**Exercise:**
Every line containing the word "Europie" needs to be found and copied.

· · · · · · ·

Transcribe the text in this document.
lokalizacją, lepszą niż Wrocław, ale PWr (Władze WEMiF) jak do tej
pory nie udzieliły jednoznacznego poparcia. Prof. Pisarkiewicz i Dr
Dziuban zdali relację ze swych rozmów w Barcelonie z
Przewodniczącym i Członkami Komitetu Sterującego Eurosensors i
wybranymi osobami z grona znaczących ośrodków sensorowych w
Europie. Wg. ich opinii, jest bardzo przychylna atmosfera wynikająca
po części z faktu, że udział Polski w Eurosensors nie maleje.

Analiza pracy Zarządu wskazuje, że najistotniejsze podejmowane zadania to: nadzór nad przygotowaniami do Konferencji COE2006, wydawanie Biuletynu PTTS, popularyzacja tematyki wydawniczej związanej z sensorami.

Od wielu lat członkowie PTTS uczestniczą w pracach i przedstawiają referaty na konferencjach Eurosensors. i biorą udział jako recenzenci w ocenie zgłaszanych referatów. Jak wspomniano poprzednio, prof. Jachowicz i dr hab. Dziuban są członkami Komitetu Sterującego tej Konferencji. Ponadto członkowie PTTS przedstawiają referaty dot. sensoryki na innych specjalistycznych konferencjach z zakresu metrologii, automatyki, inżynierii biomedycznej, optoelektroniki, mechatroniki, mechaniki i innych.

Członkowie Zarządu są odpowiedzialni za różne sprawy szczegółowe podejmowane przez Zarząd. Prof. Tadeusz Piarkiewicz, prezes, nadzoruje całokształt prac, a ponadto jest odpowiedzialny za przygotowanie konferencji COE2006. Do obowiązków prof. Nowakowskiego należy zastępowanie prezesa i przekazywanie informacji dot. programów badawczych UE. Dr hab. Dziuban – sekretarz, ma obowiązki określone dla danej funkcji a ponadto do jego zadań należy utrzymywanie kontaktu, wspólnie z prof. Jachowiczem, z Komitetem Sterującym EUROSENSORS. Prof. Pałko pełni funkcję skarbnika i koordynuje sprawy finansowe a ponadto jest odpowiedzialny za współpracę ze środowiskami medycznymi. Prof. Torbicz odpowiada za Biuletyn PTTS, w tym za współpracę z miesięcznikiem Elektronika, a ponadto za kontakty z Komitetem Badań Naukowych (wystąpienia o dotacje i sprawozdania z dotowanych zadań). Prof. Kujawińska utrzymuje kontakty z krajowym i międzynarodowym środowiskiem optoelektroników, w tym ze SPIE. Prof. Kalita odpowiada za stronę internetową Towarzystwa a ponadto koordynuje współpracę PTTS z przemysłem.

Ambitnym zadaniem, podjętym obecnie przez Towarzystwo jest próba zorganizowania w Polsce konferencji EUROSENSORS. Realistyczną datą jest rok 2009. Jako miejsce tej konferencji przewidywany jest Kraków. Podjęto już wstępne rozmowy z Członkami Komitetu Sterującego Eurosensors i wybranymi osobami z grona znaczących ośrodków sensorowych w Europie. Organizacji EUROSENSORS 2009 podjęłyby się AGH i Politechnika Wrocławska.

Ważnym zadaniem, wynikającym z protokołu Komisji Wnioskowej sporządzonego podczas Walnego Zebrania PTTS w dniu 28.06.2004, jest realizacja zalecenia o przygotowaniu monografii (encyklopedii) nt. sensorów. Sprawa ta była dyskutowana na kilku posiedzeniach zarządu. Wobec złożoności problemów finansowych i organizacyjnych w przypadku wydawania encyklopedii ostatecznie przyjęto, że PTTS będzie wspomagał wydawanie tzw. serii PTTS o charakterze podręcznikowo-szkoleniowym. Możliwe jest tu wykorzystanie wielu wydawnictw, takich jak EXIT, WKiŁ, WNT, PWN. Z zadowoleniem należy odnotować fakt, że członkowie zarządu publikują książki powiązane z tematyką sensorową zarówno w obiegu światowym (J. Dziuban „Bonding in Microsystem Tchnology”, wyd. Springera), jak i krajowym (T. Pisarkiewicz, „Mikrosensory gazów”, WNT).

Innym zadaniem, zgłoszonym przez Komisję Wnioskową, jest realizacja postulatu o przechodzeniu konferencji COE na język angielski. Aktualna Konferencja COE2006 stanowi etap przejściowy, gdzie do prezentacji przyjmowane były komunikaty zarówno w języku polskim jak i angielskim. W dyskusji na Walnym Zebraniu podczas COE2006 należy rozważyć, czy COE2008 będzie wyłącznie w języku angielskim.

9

· · · · · · ·

**The answer:**
Europie. Wg. ich opinii, jest bardzo przychylna atmosfera wynikająca
Ambitnym zadaniem, podjętym obecnie przez Towarzystwo jest próba zorganizowania w Polsce konferencji EUROSENSORS. Realistyczną datą jest rok 2009. Jako miejsce tej konferencji przewidywany jest Kraków. Podjęto już wstępne rozmowy z Członkami Komitetu Sterującego Eurosensors i wybranymi osobami z grona znaczących ośrodków sensorowych w Europie. Organizacji EUROSENSORS 2009 podjęłyby się AGH i Politechnika Wrocławska.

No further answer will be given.